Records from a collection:
--- START ---
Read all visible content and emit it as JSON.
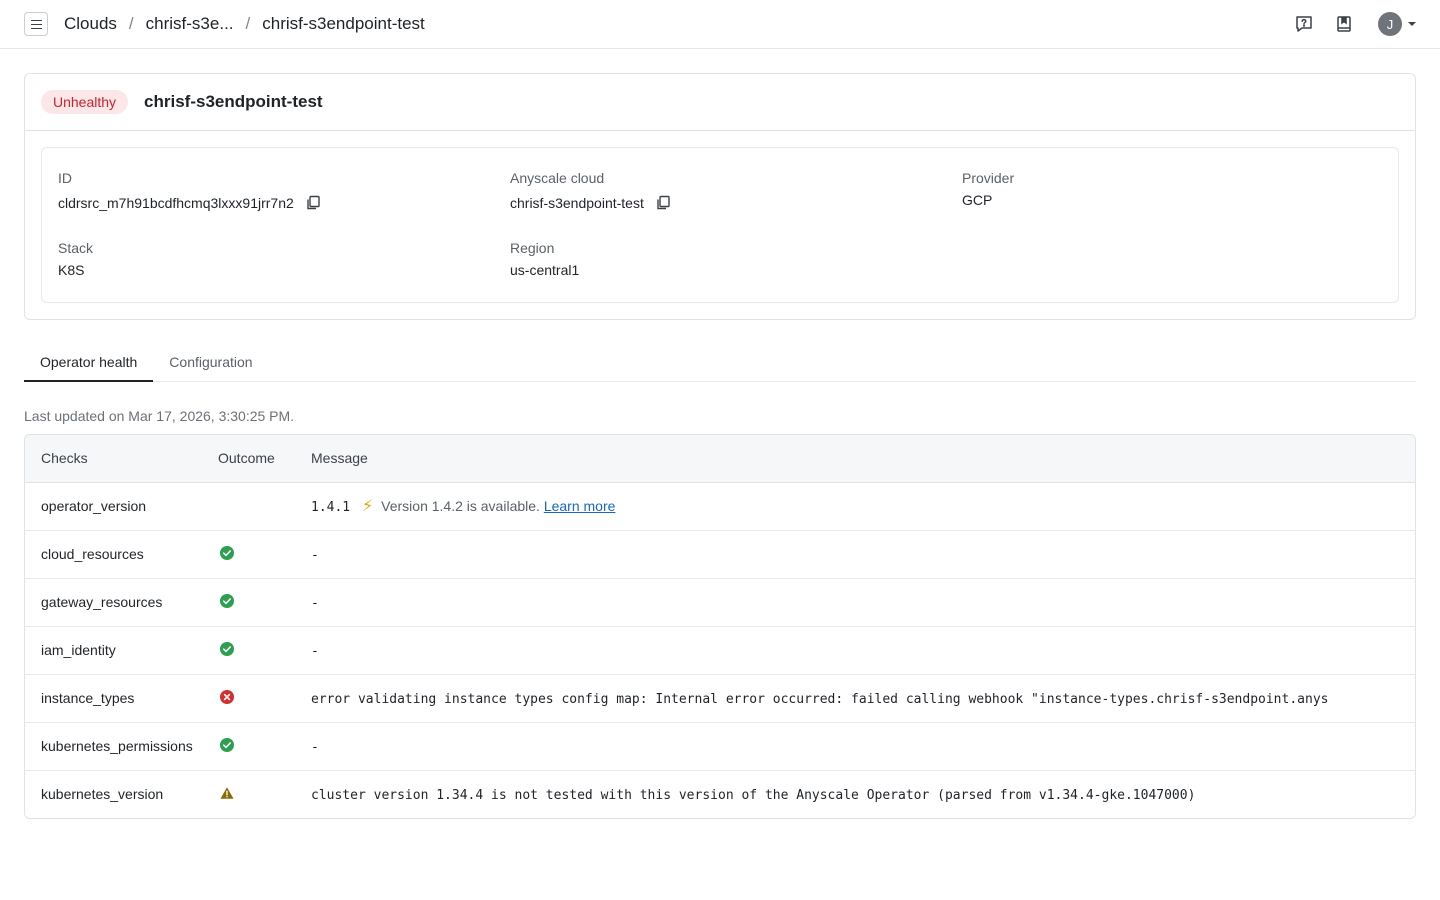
{
  "breadcrumb": {
    "root": "Clouds",
    "middle": "chrisf-s3e...",
    "current": "chrisf-s3endpoint-test"
  },
  "header_icons": [
    "help-icon",
    "docs-icon"
  ],
  "user": {
    "initial": "J"
  },
  "cloud": {
    "status": "Unhealthy",
    "name": "chrisf-s3endpoint-test",
    "fields": {
      "id_label": "ID",
      "id_value": "cldrsrc_m7h91bcdfhcmq3lxxx91jrr7n2",
      "anyscale_label": "Anyscale cloud",
      "anyscale_value": "chrisf-s3endpoint-test",
      "provider_label": "Provider",
      "provider_value": "GCP",
      "stack_label": "Stack",
      "stack_value": "K8S",
      "region_label": "Region",
      "region_value": "us-central1"
    }
  },
  "tabs": [
    {
      "label": "Operator health",
      "active": true
    },
    {
      "label": "Configuration",
      "active": false
    }
  ],
  "last_updated": "Last updated on Mar 17, 2026, 3:30:25 PM.",
  "table": {
    "headers": {
      "checks": "Checks",
      "outcome": "Outcome",
      "message": "Message"
    },
    "rows": [
      {
        "check": "operator_version",
        "outcome": "none",
        "message": "1.4.1",
        "note": "Version 1.4.2 is available.",
        "link": "Learn more"
      },
      {
        "check": "cloud_resources",
        "outcome": "success",
        "message": "-"
      },
      {
        "check": "gateway_resources",
        "outcome": "success",
        "message": "-"
      },
      {
        "check": "iam_identity",
        "outcome": "success",
        "message": "-"
      },
      {
        "check": "instance_types",
        "outcome": "error",
        "message": "error validating instance types config map: Internal error occurred: failed calling webhook \"instance-types.chrisf-s3endpoint.anys"
      },
      {
        "check": "kubernetes_permissions",
        "outcome": "success",
        "message": "-"
      },
      {
        "check": "kubernetes_version",
        "outcome": "warning",
        "message": "cluster version 1.34.4 is not tested with this version of the Anyscale Operator (parsed from v1.34.4-gke.1047000)"
      }
    ]
  },
  "colors": {
    "success": "#2e9e4f",
    "error": "#d32f2f",
    "warning": "#8a6d00",
    "link": "#1a66c2",
    "unhealthy_bg": "#fbe7e8",
    "unhealthy_text": "#c8222c"
  }
}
--- END ---
All of the lines above should be retyped precisely, apart from the pictures.

Read all visible content and emit it as JSON.
{
  "breadcrumb": {
    "root": "Clouds",
    "middle": "chrisf-s3e...",
    "current": "chrisf-s3endpoint-test"
  },
  "header_icons": [
    "help-icon",
    "docs-icon"
  ],
  "user": {
    "initial": "J"
  },
  "cloud": {
    "status": "Unhealthy",
    "name": "chrisf-s3endpoint-test",
    "fields": {
      "id_label": "ID",
      "id_value": "cldrsrc_m7h91bcdfhcmq3lxxx91jrr7n2",
      "anyscale_label": "Anyscale cloud",
      "anyscale_value": "chrisf-s3endpoint-test",
      "provider_label": "Provider",
      "provider_value": "GCP",
      "stack_label": "Stack",
      "stack_value": "K8S",
      "region_label": "Region",
      "region_value": "us-central1"
    }
  },
  "tabs": [
    {
      "label": "Operator health",
      "active": true
    },
    {
      "label": "Configuration",
      "active": false
    }
  ],
  "last_updated": "Last updated on Mar 17, 2026, 3:30:25 PM.",
  "table": {
    "headers": {
      "checks": "Checks",
      "outcome": "Outcome",
      "message": "Message"
    },
    "rows": [
      {
        "check": "operator_version",
        "outcome": "none",
        "message": "1.4.1",
        "note": "Version 1.4.2 is available.",
        "link": "Learn more"
      },
      {
        "check": "cloud_resources",
        "outcome": "success",
        "message": "-"
      },
      {
        "check": "gateway_resources",
        "outcome": "success",
        "message": "-"
      },
      {
        "check": "iam_identity",
        "outcome": "success",
        "message": "-"
      },
      {
        "check": "instance_types",
        "outcome": "error",
        "message": "error validating instance types config map: Internal error occurred: failed calling webhook \"instance-types.chrisf-s3endpoint.anys"
      },
      {
        "check": "kubernetes_permissions",
        "outcome": "success",
        "message": "-"
      },
      {
        "check": "kubernetes_version",
        "outcome": "warning",
        "message": "cluster version 1.34.4 is not tested with this version of the Anyscale Operator (parsed from v1.34.4-gke.1047000)"
      }
    ]
  },
  "colors": {
    "success": "#2e9e4f",
    "error": "#d32f2f",
    "warning": "#8a6d00",
    "link": "#1a66c2",
    "unhealthy_bg": "#fbe7e8",
    "unhealthy_text": "#c8222c"
  }
}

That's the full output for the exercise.